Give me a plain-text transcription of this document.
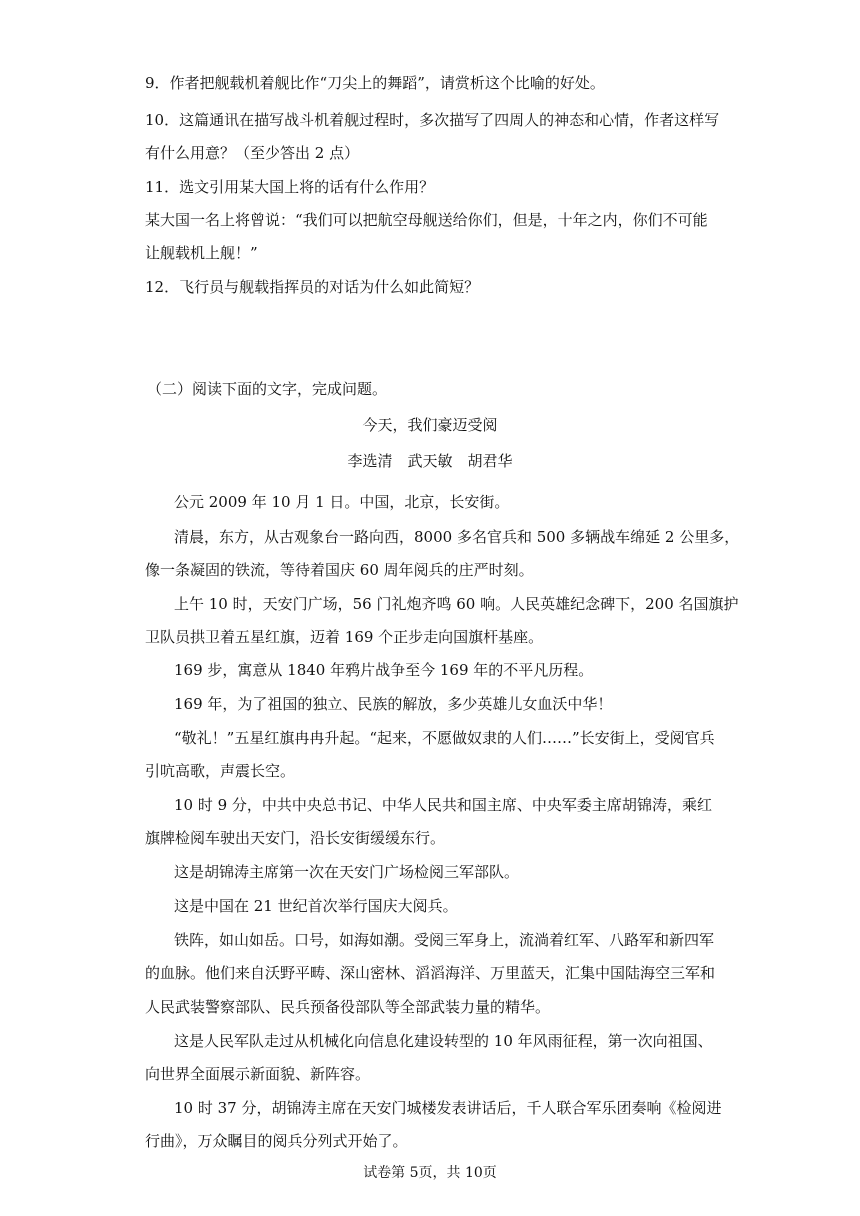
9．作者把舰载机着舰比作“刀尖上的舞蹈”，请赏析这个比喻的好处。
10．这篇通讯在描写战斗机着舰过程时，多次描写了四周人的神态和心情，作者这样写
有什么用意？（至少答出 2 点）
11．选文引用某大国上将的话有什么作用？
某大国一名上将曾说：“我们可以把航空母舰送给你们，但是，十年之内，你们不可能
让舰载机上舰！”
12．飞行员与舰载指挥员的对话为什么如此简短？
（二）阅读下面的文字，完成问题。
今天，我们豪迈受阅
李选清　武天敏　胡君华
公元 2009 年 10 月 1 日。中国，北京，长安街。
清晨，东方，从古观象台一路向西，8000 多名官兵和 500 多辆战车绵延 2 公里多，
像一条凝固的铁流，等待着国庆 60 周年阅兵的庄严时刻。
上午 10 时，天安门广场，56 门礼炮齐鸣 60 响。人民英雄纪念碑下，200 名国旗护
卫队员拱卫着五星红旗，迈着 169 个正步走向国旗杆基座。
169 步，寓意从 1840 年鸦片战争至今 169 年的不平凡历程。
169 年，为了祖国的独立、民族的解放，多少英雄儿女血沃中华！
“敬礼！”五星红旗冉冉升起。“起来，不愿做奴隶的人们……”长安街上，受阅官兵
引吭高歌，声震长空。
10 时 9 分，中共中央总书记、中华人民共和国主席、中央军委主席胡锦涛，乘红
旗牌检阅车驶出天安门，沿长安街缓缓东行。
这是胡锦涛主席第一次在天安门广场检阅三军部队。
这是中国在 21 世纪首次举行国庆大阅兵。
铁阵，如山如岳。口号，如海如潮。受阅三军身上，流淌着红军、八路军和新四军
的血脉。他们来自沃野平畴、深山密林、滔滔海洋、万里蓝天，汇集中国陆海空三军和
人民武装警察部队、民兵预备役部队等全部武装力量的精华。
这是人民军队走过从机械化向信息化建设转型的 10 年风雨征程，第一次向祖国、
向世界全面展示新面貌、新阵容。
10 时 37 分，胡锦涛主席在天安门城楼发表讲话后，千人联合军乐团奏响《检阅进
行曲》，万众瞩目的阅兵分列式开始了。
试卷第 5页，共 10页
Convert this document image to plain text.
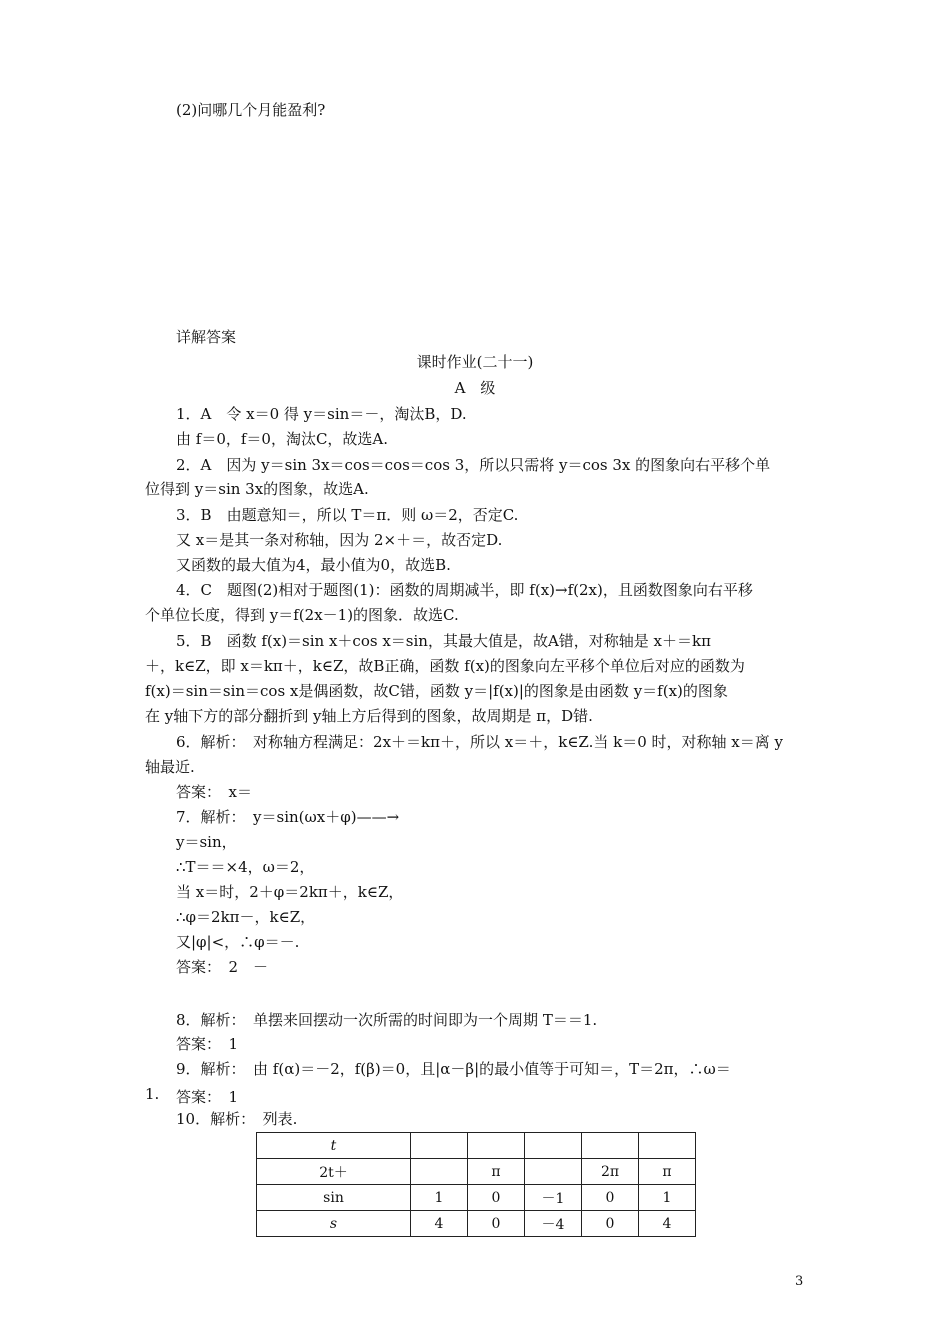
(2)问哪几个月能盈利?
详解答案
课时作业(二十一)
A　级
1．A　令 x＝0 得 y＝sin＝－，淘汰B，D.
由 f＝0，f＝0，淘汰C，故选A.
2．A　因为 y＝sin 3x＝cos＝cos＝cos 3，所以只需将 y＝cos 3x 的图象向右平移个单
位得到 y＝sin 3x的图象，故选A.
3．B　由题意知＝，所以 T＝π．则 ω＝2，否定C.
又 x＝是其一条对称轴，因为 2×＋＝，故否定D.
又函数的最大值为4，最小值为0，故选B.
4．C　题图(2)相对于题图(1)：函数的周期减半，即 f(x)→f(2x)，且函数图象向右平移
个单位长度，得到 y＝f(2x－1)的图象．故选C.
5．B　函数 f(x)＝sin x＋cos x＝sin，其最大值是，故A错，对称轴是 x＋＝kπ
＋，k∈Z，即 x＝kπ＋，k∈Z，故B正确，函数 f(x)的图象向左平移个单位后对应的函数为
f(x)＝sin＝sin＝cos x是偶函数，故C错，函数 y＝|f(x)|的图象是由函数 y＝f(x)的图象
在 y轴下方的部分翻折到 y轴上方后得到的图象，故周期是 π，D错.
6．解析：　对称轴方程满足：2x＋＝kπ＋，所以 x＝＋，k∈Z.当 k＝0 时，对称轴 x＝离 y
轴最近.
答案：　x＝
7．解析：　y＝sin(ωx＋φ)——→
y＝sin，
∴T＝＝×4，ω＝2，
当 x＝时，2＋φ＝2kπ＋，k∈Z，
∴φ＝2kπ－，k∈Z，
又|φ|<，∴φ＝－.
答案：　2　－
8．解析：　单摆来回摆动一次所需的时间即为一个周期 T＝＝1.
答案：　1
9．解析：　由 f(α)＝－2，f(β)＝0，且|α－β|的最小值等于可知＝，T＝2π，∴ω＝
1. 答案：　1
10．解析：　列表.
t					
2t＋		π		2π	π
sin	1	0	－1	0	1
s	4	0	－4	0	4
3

══════

TASK GOAL: Copy out every line holding the string "document".

CORRECT RESULT:
Give me a plain-text transcription of this document.
Convert this document image to plain text.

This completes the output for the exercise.